_Exercise input:_

-------

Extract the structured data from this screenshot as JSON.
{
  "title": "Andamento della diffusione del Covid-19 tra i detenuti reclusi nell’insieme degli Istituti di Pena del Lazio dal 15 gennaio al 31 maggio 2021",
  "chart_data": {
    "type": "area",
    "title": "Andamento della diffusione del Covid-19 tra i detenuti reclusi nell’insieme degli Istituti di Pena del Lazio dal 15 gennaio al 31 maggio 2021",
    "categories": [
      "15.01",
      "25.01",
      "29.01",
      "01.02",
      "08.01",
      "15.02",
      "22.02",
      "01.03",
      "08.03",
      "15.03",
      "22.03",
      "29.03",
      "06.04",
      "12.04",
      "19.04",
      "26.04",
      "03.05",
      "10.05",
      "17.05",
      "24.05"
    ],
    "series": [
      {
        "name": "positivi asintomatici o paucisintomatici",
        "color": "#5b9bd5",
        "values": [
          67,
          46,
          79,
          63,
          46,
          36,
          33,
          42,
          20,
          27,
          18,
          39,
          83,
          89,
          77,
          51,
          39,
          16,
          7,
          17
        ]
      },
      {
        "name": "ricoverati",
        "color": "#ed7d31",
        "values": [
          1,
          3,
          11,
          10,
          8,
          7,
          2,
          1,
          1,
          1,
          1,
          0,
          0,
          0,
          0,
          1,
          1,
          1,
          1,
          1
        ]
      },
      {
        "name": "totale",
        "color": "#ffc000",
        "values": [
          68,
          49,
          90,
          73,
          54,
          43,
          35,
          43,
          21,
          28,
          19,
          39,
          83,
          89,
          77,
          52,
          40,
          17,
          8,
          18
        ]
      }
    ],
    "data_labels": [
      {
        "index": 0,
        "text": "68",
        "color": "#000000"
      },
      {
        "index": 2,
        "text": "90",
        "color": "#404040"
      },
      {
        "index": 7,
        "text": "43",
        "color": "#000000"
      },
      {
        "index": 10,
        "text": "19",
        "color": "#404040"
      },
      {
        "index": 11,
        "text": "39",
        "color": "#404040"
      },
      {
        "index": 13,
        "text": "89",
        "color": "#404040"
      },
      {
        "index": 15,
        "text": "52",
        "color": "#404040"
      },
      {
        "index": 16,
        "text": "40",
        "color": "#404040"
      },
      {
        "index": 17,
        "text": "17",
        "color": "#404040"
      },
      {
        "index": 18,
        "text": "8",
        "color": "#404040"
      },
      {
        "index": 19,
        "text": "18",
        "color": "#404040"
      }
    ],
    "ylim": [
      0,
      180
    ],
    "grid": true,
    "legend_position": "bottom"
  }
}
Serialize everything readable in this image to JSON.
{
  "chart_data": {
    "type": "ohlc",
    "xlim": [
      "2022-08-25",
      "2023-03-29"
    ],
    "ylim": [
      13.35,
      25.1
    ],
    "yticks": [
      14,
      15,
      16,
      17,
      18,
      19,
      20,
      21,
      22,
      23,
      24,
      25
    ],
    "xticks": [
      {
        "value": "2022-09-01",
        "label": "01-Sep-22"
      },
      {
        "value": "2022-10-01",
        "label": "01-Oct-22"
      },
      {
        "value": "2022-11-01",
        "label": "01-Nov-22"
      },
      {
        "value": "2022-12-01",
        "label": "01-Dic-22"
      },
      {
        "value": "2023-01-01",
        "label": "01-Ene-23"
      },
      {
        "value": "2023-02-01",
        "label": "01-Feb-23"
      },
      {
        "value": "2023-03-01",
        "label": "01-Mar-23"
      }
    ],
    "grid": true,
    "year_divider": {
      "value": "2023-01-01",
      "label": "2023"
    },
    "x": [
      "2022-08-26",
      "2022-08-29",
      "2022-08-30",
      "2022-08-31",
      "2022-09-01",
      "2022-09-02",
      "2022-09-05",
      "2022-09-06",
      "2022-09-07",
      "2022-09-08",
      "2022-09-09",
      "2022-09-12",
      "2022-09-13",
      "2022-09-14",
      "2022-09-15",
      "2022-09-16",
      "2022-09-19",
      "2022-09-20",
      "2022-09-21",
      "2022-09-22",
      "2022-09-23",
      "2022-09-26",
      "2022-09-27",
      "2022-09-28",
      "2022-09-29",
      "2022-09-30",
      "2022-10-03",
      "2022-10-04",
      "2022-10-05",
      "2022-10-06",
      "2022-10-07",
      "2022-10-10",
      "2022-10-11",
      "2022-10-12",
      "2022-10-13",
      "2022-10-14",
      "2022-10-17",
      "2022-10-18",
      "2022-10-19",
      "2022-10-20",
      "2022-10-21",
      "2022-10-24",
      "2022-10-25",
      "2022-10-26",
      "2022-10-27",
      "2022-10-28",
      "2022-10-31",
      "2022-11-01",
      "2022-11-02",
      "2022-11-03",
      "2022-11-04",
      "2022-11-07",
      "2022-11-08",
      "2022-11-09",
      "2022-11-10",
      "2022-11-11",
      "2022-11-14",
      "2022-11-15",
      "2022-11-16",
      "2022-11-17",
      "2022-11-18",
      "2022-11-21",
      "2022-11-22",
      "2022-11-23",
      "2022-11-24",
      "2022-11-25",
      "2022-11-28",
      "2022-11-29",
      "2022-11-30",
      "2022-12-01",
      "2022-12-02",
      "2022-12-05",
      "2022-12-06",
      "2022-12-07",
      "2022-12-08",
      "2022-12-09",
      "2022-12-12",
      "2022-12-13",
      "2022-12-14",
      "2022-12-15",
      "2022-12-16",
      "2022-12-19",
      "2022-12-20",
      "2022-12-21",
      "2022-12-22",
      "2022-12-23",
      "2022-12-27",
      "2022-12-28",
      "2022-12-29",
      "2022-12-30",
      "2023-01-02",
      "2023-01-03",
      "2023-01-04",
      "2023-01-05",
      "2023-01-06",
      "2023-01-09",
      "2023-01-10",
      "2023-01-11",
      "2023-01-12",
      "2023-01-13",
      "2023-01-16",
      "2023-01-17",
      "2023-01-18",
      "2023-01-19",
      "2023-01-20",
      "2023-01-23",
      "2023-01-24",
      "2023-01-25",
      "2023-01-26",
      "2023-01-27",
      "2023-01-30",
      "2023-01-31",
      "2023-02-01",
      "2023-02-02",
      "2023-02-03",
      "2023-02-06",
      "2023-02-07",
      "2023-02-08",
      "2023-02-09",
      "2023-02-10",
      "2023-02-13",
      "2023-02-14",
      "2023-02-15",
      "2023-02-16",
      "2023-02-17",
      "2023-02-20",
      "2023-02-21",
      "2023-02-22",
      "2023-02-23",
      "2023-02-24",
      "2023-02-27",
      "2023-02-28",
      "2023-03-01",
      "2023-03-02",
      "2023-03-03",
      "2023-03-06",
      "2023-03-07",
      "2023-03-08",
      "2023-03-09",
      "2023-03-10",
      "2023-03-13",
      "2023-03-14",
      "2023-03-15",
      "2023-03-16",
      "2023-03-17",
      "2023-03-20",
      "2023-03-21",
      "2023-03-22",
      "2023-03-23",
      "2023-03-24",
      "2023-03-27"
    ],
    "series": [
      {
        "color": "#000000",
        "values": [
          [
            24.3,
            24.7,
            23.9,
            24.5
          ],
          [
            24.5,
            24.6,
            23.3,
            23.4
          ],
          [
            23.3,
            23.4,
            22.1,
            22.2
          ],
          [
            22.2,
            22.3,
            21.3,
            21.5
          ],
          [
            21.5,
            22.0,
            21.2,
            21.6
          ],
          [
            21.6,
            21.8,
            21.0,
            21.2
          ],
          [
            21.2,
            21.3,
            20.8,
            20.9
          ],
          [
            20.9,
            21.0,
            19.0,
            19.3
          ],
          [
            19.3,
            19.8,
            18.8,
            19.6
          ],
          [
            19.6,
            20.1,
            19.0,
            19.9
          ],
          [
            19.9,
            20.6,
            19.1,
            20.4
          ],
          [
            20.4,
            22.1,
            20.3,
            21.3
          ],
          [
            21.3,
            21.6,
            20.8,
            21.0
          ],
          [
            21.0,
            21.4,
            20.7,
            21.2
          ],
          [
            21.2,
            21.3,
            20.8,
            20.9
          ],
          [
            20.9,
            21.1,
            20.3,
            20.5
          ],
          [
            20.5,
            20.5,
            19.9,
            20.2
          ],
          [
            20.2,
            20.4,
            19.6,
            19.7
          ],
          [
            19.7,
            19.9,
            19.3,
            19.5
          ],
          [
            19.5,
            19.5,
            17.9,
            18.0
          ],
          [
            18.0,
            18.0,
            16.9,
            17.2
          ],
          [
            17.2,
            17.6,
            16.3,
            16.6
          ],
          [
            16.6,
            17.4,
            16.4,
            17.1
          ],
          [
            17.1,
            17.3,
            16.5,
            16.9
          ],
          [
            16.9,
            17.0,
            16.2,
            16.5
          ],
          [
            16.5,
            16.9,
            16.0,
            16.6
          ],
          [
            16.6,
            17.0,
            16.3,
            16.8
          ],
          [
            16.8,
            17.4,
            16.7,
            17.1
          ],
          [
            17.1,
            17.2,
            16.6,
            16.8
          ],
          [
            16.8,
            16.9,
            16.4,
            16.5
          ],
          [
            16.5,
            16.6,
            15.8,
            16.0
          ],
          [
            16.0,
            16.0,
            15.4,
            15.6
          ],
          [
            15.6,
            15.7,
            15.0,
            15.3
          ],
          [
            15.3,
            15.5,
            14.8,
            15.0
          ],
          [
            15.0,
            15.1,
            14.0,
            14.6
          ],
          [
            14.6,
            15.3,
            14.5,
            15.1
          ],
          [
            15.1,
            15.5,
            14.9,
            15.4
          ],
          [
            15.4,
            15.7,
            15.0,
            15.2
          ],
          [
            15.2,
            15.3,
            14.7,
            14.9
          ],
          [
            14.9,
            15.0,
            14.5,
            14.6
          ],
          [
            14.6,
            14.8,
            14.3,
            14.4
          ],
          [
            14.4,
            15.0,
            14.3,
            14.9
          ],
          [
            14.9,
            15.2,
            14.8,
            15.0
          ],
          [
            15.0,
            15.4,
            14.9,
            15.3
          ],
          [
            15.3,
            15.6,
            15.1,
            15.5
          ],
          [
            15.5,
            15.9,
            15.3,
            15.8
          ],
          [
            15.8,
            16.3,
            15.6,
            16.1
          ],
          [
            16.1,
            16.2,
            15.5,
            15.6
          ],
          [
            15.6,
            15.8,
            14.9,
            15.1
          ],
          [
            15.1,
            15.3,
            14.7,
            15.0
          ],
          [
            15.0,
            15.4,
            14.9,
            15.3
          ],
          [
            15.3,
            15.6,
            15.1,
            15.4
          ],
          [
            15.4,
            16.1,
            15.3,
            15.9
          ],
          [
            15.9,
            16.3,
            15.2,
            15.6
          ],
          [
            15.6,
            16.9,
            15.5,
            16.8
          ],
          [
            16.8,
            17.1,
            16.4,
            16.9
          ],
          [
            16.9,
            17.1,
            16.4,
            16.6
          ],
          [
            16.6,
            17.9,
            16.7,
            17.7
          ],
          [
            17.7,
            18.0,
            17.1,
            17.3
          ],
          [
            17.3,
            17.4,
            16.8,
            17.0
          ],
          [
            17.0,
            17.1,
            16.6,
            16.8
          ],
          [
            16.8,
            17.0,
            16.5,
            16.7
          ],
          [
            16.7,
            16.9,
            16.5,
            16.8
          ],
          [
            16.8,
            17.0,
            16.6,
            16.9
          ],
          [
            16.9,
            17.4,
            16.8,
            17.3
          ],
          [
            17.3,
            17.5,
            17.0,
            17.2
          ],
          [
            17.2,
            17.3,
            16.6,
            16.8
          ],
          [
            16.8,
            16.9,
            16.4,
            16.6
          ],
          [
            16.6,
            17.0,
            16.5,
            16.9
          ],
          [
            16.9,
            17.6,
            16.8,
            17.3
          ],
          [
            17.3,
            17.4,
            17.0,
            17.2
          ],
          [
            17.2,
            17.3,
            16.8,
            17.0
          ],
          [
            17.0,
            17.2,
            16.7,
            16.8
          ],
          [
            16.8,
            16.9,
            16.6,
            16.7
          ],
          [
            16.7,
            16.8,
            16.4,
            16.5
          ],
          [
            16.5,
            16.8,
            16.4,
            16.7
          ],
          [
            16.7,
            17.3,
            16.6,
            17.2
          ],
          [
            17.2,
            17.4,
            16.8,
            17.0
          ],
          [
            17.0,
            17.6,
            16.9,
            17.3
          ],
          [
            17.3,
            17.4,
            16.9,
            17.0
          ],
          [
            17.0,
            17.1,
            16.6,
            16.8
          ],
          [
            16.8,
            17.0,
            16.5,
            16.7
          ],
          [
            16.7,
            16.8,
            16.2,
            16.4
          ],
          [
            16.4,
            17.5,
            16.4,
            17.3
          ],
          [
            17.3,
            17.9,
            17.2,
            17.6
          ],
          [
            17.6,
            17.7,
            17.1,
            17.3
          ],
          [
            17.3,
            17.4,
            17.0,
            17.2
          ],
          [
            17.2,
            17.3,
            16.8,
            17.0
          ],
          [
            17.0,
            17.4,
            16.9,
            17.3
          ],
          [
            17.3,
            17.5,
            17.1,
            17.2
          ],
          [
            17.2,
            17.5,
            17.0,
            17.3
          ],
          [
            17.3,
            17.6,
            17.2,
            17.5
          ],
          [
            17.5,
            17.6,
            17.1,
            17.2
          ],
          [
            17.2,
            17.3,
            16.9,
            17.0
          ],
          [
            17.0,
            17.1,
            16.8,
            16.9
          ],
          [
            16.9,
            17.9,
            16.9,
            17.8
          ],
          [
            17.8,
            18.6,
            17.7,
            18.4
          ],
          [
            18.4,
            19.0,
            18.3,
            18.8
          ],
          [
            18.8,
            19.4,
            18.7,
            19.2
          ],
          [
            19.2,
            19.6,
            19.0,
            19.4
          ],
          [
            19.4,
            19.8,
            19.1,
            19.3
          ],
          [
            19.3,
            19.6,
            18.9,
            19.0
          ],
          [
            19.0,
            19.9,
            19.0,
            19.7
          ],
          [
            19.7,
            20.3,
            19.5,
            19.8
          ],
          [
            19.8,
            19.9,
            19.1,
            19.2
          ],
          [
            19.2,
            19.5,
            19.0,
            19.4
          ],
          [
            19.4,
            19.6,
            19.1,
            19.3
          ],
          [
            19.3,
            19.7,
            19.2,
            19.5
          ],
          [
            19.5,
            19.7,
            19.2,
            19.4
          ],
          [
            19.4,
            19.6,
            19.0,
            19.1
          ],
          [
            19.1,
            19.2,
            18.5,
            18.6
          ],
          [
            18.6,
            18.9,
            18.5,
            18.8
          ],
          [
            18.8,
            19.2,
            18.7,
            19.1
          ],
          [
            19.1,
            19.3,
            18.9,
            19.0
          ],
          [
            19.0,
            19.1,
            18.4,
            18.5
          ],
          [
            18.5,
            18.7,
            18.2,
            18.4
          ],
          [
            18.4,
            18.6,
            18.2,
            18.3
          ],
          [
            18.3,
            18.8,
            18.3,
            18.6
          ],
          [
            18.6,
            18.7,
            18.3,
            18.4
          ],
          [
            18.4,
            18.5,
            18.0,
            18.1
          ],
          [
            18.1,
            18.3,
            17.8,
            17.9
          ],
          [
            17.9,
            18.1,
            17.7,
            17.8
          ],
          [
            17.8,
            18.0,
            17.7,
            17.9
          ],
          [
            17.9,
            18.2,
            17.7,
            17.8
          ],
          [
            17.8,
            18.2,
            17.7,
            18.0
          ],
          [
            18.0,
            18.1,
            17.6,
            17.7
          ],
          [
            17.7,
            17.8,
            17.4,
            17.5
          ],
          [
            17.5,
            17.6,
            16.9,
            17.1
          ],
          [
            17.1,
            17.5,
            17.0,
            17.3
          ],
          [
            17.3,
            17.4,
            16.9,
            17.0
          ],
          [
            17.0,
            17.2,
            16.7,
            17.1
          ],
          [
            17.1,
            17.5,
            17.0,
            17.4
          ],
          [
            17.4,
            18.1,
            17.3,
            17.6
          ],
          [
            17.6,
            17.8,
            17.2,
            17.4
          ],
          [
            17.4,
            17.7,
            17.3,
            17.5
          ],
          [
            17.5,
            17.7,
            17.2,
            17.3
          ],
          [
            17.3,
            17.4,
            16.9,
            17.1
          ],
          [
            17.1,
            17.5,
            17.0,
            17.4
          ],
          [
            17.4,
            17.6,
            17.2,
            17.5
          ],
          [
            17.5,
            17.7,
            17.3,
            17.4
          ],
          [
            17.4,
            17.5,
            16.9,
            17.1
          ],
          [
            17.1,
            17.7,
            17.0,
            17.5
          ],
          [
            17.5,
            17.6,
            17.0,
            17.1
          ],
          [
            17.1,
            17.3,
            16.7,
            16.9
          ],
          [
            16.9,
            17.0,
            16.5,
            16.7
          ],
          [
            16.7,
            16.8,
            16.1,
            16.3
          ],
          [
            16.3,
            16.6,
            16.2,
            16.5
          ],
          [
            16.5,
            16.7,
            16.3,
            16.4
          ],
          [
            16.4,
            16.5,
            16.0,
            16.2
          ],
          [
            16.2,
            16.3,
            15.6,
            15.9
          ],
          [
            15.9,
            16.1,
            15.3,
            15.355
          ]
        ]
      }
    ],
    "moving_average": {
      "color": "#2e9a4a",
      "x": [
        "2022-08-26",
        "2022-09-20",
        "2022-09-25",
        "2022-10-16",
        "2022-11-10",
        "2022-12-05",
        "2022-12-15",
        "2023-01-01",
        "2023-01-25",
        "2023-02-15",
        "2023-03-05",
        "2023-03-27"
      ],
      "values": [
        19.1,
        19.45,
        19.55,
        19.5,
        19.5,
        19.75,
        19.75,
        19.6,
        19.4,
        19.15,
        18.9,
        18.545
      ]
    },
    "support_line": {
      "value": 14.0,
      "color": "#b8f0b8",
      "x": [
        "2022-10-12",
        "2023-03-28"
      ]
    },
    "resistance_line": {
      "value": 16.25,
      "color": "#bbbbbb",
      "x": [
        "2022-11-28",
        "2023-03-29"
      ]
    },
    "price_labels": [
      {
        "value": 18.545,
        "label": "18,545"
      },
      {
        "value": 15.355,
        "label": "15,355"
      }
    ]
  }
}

-------

_Task requirements:_ Write only the number of lines in the data above that include "reclusi".

_Output below:_ 2